---------- Input rows
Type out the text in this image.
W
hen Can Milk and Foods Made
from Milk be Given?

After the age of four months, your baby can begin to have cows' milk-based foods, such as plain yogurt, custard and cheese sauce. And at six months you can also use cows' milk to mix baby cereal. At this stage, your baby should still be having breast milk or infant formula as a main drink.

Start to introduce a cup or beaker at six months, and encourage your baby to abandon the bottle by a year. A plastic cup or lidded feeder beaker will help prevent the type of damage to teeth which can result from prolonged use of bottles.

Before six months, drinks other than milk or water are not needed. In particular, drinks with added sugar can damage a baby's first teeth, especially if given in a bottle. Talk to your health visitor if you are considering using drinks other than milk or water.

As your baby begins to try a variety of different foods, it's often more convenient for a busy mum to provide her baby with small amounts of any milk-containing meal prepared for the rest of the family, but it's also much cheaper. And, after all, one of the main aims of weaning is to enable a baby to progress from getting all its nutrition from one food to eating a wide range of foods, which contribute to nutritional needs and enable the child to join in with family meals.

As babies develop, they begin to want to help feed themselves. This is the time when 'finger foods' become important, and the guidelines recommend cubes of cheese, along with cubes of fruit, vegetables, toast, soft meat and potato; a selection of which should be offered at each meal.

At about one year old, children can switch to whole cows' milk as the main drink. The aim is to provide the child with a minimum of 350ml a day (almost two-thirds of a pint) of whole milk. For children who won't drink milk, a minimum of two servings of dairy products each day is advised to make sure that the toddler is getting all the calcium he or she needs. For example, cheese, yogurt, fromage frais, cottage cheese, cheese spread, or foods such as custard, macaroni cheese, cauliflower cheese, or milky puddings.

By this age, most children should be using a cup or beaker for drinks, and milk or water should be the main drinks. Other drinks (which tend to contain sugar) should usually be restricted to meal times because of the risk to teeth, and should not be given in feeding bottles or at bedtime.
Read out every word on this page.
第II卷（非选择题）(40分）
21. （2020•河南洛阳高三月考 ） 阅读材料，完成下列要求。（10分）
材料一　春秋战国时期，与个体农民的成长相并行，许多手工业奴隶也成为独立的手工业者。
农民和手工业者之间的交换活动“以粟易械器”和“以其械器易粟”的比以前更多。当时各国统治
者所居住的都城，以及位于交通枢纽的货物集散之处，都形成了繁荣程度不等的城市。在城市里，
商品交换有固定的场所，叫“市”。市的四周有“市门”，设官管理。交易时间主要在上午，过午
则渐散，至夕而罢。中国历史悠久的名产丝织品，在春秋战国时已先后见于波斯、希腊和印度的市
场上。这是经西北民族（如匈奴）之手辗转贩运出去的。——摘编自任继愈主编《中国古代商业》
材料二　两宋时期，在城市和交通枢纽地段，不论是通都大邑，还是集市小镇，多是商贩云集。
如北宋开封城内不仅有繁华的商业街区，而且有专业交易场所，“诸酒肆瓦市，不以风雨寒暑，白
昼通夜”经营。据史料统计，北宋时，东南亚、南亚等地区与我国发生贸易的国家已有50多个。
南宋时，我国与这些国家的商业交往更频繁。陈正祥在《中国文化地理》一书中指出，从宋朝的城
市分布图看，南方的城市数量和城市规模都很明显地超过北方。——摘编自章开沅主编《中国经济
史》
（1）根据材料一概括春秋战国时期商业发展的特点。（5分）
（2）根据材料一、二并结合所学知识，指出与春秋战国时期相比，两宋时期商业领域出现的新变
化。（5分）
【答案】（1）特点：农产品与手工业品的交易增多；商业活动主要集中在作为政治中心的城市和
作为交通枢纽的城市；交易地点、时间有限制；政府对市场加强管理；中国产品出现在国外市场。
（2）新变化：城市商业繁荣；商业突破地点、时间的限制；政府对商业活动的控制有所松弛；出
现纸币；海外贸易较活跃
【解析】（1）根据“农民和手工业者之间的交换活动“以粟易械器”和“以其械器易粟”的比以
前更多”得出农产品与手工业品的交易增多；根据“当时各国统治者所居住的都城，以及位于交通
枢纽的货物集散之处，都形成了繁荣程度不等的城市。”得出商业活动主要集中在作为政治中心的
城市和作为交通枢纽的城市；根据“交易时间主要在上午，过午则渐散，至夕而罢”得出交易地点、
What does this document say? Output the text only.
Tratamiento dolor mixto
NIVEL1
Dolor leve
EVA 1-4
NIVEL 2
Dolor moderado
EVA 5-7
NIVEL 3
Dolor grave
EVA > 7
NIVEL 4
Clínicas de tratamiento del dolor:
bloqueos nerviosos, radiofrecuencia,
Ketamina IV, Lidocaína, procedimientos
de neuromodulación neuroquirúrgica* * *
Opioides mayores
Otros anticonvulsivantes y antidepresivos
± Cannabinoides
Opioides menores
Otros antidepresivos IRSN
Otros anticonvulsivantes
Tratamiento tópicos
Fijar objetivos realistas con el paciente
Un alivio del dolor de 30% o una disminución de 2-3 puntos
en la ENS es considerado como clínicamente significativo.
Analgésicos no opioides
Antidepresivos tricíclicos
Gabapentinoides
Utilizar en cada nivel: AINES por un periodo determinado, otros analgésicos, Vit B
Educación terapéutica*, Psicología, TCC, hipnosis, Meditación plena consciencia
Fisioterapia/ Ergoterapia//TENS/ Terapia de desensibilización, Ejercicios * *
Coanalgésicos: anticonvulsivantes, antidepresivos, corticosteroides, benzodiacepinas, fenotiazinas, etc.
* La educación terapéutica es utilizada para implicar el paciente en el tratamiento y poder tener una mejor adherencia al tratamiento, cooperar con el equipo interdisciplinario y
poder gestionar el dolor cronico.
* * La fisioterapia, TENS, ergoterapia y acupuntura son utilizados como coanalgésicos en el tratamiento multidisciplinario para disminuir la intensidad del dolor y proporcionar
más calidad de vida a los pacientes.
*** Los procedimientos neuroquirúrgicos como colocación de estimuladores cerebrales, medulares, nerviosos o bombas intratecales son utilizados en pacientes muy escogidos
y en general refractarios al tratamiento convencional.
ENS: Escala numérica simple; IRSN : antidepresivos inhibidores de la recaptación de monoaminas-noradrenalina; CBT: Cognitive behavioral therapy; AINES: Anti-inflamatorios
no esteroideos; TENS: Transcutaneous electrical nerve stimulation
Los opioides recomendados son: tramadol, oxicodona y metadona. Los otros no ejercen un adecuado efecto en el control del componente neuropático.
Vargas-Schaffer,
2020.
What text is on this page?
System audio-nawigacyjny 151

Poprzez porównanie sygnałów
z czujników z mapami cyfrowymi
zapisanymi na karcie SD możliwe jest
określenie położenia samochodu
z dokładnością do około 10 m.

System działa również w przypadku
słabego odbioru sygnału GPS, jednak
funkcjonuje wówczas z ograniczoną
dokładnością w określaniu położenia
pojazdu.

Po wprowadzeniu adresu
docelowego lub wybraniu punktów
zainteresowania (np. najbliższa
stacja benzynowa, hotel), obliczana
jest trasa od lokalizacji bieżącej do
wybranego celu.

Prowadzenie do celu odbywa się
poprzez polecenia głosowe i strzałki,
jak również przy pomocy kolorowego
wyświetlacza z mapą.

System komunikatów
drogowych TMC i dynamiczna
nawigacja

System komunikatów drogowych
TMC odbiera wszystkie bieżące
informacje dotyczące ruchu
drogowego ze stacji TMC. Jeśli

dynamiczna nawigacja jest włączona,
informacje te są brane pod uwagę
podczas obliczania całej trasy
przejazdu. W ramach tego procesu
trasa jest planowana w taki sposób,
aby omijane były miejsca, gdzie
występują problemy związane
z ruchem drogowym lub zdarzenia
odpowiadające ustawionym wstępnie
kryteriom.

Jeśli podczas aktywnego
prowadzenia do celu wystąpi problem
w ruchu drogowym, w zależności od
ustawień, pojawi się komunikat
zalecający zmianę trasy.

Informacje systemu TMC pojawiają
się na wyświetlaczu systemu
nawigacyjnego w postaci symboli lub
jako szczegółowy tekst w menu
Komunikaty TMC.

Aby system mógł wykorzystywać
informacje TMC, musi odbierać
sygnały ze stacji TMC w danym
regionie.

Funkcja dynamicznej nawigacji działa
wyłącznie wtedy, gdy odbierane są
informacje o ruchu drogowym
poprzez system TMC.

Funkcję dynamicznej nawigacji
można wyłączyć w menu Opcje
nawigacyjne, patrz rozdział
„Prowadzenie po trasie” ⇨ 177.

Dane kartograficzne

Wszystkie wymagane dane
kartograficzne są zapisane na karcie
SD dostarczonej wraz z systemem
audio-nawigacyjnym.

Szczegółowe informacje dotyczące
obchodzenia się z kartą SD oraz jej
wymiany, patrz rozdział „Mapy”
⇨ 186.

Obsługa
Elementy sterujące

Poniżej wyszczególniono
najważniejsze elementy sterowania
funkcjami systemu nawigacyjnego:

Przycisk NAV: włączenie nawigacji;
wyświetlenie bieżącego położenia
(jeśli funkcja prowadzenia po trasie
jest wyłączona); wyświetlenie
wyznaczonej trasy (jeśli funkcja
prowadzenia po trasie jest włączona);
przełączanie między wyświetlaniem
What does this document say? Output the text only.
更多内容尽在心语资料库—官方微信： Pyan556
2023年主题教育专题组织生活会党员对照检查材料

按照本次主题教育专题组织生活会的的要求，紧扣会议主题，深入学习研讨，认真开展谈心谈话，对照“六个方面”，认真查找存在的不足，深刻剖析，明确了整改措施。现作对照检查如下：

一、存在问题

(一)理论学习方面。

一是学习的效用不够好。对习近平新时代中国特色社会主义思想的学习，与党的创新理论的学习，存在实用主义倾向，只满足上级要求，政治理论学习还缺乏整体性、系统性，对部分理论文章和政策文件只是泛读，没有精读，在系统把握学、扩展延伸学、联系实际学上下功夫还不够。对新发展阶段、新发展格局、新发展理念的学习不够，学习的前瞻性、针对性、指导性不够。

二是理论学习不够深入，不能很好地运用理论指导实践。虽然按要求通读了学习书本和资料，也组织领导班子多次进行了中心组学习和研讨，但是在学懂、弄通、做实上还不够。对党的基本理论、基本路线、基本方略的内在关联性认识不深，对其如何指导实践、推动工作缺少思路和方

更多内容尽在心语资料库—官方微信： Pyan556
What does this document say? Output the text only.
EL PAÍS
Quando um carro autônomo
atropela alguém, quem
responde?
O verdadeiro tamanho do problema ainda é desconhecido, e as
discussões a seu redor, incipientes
--------------------
Problem to solve ▸ Find the word "terapéutica" in the records and pull out each line that has it.

Completed task ▸
Educación terapéutica*, Psicología, TCC, hipnosis, Meditación plena consciencia
* La educación terapéutica es utilizada para implicar el paciente en el tratamiento y poder tener una mejor adherencia al tratamiento, cooperar con el equipo interdisciplinario y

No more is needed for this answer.